• WHAT IS NEEDED: Leave out the pictures; transcribe all else exactly.

• Records excerpted from a collection:
------------------------------------------------

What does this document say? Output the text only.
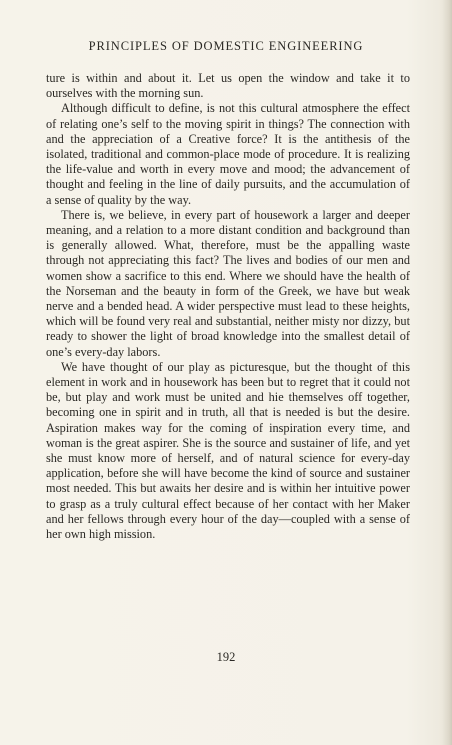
PRINCIPLES OF DOMESTIC ENGINEERING

ture is within and about it. Let us open the window and take it to ourselves with the morning sun.

Although difficult to define, is not this cultural atmosphere the effect of relating one’s self to the moving spirit in things? The connection with and the appreciation of a Creative force? It is the antithesis of the isolated, traditional and common-place mode of procedure. It is realizing the life-value and worth in every move and mood; the advancement of thought and feeling in the line of daily pursuits, and the accumulation of a sense of quality by the way.

There is, we believe, in every part of housework a larger and deeper meaning, and a relation to a more distant condition and background than is generally allowed. What, therefore, must be the appalling waste through not appreciating this fact? The lives and bodies of our men and women show a sacrifice to this end. Where we should have the health of the Norseman and the beauty in form of the Greek, we have but weak nerve and a bended head. A wider perspective must lead to these heights, which will be found very real and substantial, neither misty nor dizzy, but ready to shower the light of broad knowledge into the smallest detail of one’s every-day labors.

We have thought of our play as picturesque, but the thought of this element in work and in housework has been but to regret that it could not be, but play and work must be united and hie themselves off together, becoming one in spirit and in truth, all that is needed is but the desire. Aspiration makes way for the coming of inspiration every time, and woman is the great aspirer. She is the source and sustainer of life, and yet she must know more of herself, and of natural science for every-day application, before she will have become the kind of source and sustainer most needed. This but awaits her desire and is within her intuitive power to grasp as a truly cultural effect because of her contact with her Maker and her fellows through every hour of the day—coupled with a sense of her own high mission.

192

------------------------------------------------

• COMPLETED EXERCISE:
What does this document say? Output the text only.
PRINCIPLES OF DOMESTIC ENGINEERING

ture is within and about it. Let us open the window and take it to ourselves with the morning sun.

Although difficult to define, is not this cultural atmosphere the effect of relating one’s self to the moving spirit in things? The connection with and the appreciation of a Creative force? It is the antithesis of the isolated, traditional and common-place mode of procedure. It is realizing the life-value and worth in every move and mood; the advancement of thought and feeling in the line of daily pursuits, and the accumulation of a sense of quality by the way.

There is, we believe, in every part of housework a larger and deeper meaning, and a relation to a more distant condition and background than is generally allowed. What, therefore, must be the appalling waste through not appreciating this fact? The lives and bodies of our men and women show a sacrifice to this end. Where we should have the health of the Norseman and the beauty in form of the Greek, we have but weak nerve and a bended head. A wider perspective must lead to these heights, which will be found very real and substantial, neither misty nor dizzy, but ready to shower the light of broad knowledge into the smallest detail of one’s every-day labors.

We have thought of our play as picturesque, but the thought of this element in work and in housework has been but to regret that it could not be, but play and work must be united and hie themselves off together, becoming one in spirit and in truth, all that is needed is but the desire. Aspiration makes way for the coming of inspiration every time, and woman is the great aspirer. She is the source and sustainer of life, and yet she must know more of herself, and of natural science for every-day application, before she will have become the kind of source and sustainer most needed. This but awaits her desire and is within her intuitive power to grasp as a truly cultural effect because of her contact with her Maker and her fellows through every hour of the day—coupled with a sense of her own high mission.

192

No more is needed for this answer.